# IL COMPITO:
Riporti integralmente il brano sui fatti di Biancavilla, senza apportarvi alcuna modifica.

# BRANO DI LETTURA:
>>>

UNA MEMORIA PERDUTA NELLA VITA DEL PAESE
A Biancavilla, durante il governo del prodittatore Depretis; si segnala una piccola cronaca dei fatti, annotata in una lettera, letta nella Camera di Torino, negli atti della tornata di gennaio 1861, nella quale si raccontavano le imprese, di un certo Biondi patriota garibaldino che in pochi giorni, ebbe a commettere 27 omicidi, sopra i più agitati proprietari terrieri di quella cittadina, ancora fedeli al Re di Napoli, il rimanente dei quali, circa 50 persone, furono costretti ad indossare indumenti di villici per salvarsi la vita, dal furore di quella gente. A Trecastagni, a san Filippo D’Agira, a Castiglione e a Noto, ci sono state stragi di decine di siciliani fedeli alla casa di Borbone.

<<<

# ESTRATTO DEI DATI:
>>>

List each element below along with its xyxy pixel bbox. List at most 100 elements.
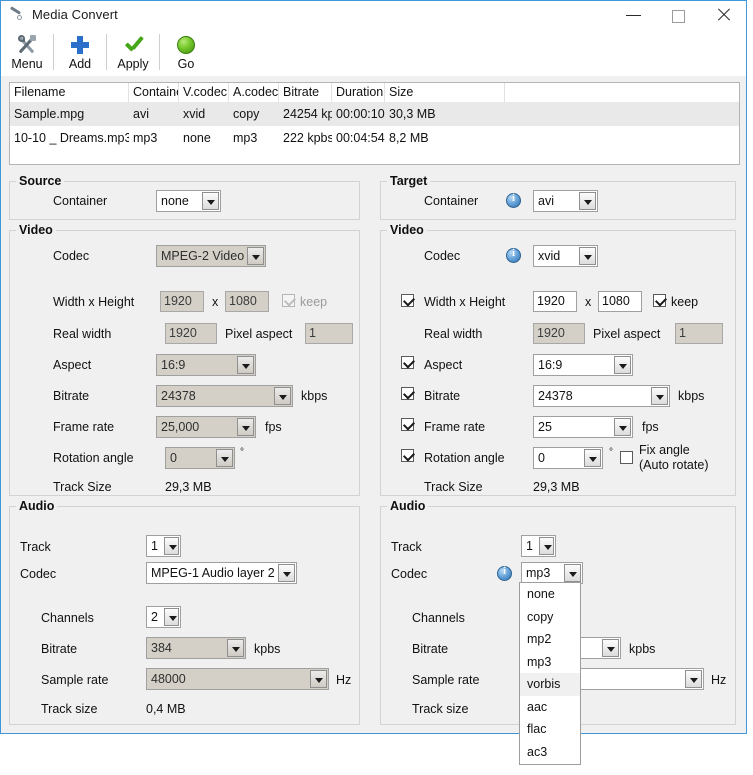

<<<

# SOLUZIONE DELL'ESERCIZIO:
UNA MEMORIA PERDUTA NELLA VITA DEL PAESE
A Biancavilla, durante il governo del prodittatore Depretis; si segnala una piccola cronaca dei fatti, annotata in una lettera, letta nella Camera di Torino, negli atti della tornata di gennaio 1861, nella quale si raccontavano le imprese, di un certo Biondi patriota garibaldino che in pochi giorni, ebbe a commettere 27 omicidi, sopra i più agitati proprietari terrieri di quella cittadina, ancora fedeli al Re di Napoli, il rimanente dei quali, circa 50 persone, furono costretti ad indossare indumenti di villici per salvarsi la vita, dal furore di quella gente. A Trecastagni, a san Filippo D’Agira, a Castiglione e a Noto, ci sono state stragi di decine di siciliani fedeli alla casa di Borbone.